Data for the task>
****************
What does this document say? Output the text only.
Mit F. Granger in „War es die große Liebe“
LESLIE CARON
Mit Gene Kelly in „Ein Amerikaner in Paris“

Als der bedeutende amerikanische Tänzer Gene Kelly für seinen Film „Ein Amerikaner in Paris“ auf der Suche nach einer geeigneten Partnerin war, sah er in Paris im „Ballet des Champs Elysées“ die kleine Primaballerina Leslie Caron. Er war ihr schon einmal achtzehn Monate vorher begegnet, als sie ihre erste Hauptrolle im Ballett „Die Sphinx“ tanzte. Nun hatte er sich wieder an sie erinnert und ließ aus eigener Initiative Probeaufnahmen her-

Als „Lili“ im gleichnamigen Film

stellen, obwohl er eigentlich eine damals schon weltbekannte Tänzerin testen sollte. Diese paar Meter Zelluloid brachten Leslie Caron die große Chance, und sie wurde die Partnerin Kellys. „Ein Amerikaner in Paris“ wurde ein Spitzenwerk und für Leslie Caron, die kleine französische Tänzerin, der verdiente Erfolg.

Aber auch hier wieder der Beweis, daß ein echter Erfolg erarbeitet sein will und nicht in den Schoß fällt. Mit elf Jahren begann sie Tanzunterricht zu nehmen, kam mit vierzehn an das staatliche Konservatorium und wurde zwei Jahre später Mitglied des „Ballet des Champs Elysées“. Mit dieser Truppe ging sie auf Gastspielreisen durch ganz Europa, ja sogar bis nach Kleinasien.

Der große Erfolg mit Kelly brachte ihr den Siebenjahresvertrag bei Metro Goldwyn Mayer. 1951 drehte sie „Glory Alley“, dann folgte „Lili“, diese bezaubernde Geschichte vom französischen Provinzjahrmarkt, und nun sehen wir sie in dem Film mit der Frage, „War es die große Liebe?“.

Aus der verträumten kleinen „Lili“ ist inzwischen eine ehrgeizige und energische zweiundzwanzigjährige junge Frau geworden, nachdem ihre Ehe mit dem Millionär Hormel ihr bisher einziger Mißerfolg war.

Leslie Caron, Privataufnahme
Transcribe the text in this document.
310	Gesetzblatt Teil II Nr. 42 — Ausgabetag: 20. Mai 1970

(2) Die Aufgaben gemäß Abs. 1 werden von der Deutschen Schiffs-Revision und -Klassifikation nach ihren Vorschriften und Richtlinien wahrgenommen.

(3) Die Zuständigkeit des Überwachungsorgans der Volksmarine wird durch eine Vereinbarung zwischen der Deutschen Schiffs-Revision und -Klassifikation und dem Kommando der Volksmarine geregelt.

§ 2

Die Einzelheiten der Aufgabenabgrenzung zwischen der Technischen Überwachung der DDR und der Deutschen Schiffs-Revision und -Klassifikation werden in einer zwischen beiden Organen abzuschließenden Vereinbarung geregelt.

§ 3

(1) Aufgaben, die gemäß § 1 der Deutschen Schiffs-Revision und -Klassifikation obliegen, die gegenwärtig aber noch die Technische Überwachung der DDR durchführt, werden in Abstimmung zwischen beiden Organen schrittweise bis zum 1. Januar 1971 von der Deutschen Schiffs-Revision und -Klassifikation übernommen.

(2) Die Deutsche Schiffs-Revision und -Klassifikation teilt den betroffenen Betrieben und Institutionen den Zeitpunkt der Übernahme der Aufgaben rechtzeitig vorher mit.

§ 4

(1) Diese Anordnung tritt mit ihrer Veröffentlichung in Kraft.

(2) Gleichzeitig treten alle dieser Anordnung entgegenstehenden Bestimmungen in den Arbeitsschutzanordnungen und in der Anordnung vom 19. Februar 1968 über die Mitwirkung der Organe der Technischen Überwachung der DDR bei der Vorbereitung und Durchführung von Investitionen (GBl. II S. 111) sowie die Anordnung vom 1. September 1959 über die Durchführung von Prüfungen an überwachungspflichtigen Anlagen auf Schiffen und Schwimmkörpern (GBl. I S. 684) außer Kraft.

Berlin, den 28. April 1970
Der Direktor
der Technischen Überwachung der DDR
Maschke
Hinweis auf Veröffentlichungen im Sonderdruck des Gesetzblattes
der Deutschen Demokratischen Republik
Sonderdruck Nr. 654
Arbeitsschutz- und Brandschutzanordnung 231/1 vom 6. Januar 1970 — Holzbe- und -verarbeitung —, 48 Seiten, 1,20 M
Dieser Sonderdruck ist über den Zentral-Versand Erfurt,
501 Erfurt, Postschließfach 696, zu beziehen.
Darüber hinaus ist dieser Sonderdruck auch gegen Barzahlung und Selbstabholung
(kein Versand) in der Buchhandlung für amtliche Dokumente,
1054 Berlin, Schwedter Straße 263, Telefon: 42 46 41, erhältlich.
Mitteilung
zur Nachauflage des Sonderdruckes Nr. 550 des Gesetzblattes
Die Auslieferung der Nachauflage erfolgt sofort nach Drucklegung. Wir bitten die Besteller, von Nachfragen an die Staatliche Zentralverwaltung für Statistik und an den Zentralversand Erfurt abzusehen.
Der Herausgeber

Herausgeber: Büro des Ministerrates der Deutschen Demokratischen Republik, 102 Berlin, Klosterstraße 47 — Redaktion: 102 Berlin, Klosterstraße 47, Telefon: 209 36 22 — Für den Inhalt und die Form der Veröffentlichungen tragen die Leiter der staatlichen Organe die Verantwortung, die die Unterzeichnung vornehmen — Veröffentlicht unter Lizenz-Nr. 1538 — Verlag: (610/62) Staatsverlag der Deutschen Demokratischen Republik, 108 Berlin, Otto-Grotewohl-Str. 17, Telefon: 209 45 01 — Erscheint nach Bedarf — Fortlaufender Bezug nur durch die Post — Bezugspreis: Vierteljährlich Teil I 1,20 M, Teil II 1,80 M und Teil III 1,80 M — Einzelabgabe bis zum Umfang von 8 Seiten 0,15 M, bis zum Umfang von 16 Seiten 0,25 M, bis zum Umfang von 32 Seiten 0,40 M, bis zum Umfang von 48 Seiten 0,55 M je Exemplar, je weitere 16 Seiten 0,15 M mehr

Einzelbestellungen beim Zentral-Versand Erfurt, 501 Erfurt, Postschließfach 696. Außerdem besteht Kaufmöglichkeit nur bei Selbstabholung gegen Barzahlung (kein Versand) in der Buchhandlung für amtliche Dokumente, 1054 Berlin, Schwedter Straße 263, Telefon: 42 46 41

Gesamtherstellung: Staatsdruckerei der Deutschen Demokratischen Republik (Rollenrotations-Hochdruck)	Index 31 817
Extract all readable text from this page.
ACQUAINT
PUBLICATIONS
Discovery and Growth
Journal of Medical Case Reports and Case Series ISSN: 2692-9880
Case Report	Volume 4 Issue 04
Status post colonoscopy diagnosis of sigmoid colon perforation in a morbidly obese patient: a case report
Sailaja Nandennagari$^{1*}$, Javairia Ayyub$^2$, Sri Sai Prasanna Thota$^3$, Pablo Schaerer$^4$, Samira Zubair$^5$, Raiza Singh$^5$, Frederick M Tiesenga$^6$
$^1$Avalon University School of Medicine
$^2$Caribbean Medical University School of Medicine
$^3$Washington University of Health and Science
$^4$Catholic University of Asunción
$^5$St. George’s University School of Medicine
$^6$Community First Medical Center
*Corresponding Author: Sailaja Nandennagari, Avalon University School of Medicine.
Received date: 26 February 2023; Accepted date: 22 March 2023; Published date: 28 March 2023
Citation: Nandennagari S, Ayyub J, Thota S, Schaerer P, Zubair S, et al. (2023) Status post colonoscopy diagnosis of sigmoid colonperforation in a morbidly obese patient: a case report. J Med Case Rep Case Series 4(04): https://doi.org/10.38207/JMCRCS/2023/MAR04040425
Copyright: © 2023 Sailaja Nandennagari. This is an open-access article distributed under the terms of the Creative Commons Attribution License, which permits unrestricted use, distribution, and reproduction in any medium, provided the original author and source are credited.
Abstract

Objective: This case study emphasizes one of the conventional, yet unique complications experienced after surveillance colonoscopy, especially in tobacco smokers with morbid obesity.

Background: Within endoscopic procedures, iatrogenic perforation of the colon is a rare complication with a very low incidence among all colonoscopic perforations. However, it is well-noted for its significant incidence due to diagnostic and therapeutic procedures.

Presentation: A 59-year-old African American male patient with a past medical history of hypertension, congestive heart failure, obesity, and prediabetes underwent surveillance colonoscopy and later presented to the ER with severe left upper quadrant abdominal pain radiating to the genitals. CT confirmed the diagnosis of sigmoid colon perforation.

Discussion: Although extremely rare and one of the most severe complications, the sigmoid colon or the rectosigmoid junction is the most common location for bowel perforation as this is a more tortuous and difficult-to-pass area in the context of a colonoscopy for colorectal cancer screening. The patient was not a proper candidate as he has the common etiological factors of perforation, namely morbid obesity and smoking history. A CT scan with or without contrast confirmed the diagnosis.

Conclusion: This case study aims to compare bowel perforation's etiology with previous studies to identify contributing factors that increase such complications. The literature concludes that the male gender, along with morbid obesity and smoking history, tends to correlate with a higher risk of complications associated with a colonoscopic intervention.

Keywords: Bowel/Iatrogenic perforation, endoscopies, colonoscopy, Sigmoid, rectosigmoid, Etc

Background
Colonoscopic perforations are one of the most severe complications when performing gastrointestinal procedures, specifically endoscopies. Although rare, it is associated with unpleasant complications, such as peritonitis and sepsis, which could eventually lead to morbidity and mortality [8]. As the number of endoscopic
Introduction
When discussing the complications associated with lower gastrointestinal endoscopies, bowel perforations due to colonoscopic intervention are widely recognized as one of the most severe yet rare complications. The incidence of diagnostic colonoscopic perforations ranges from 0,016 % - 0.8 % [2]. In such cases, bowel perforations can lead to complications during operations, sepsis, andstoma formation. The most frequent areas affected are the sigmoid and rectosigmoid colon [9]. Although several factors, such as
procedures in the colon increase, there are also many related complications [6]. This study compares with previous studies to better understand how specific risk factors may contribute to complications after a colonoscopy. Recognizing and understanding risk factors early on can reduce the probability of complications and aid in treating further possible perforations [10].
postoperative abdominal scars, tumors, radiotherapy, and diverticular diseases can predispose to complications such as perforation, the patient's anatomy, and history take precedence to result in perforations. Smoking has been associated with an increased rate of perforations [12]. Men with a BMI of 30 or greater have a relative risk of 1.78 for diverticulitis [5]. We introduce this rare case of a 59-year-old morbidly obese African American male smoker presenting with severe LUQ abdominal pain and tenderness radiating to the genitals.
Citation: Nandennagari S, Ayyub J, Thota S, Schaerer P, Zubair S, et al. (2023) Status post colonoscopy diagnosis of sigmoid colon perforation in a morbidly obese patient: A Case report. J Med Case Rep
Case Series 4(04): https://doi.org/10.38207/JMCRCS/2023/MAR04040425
****************
Task objective> The lines above that hold the string "Nachauflage" are to be located and copied.

Finished exercise>
zur Nachauflage des Sonderdruckes Nr. 550 des Gesetzblattes
Die Auslieferung der Nachauflage erfolgt sofort nach Drucklegung. Wir bitten die Besteller, von Nachfragen an die Staatliche Zentralverwaltung für Statistik und an den Zentralversand Erfurt abzusehen.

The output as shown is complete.